**Work to do**
Each entry has to be copied exactly, with nothing missed.

───── Records shown ─────

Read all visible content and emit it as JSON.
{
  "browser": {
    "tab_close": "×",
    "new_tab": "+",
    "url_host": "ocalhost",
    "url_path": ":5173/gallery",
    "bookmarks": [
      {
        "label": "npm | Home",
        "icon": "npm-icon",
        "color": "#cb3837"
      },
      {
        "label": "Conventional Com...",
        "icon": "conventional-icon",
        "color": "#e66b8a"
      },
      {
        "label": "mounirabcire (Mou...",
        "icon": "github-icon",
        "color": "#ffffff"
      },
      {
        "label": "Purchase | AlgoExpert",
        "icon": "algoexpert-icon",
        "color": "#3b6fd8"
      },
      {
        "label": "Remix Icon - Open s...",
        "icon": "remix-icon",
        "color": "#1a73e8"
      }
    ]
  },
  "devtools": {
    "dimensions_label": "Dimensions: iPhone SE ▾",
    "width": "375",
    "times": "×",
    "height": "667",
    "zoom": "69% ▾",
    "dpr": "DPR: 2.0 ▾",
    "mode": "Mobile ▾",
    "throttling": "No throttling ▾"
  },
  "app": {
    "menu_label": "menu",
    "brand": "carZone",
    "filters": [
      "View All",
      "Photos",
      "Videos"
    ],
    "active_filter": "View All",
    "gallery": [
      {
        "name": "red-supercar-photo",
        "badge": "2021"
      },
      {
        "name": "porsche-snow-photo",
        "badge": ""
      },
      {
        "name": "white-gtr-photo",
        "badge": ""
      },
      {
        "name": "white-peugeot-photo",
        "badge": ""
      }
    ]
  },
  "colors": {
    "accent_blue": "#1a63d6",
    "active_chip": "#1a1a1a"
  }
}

─────

**Task answer**
Read all visible content and emit it as JSON.
{
  "browser": {
    "tab_close": "×",
    "new_tab": "+",
    "url_host": "ocalhost",
    "url_path": ":5173/gallery",
    "bookmarks": [
      {
        "label": "npm | Home",
        "icon": "npm-icon",
        "color": "#cb3837"
      },
      {
        "label": "Conventional Com...",
        "icon": "conventional-icon",
        "color": "#e66b8a"
      },
      {
        "label": "mounirabcire (Mou...",
        "icon": "github-icon",
        "color": "#ffffff"
      },
      {
        "label": "Purchase | AlgoExpert",
        "icon": "algoexpert-icon",
        "color": "#3b6fd8"
      },
      {
        "label": "Remix Icon - Open s...",
        "icon": "remix-icon",
        "color": "#1a73e8"
      }
    ]
  },
  "devtools": {
    "dimensions_label": "Dimensions: iPhone SE ▾",
    "width": "375",
    "times": "×",
    "height": "667",
    "zoom": "69% ▾",
    "dpr": "DPR: 2.0 ▾",
    "mode": "Mobile ▾",
    "throttling": "No throttling ▾"
  },
  "app": {
    "menu_label": "menu",
    "brand": "carZone",
    "filters": [
      "View All",
      "Photos",
      "Videos"
    ],
    "active_filter": "View All",
    "gallery": [
      {
        "name": "red-supercar-photo",
        "badge": "2021"
      },
      {
        "name": "porsche-snow-photo",
        "badge": ""
      },
      {
        "name": "white-gtr-photo",
        "badge": ""
      },
      {
        "name": "white-peugeot-photo",
        "badge": ""
      }
    ]
  },
  "colors": {
    "accent_blue": "#1a63d6",
    "active_chip": "#1a1a1a"
  }
}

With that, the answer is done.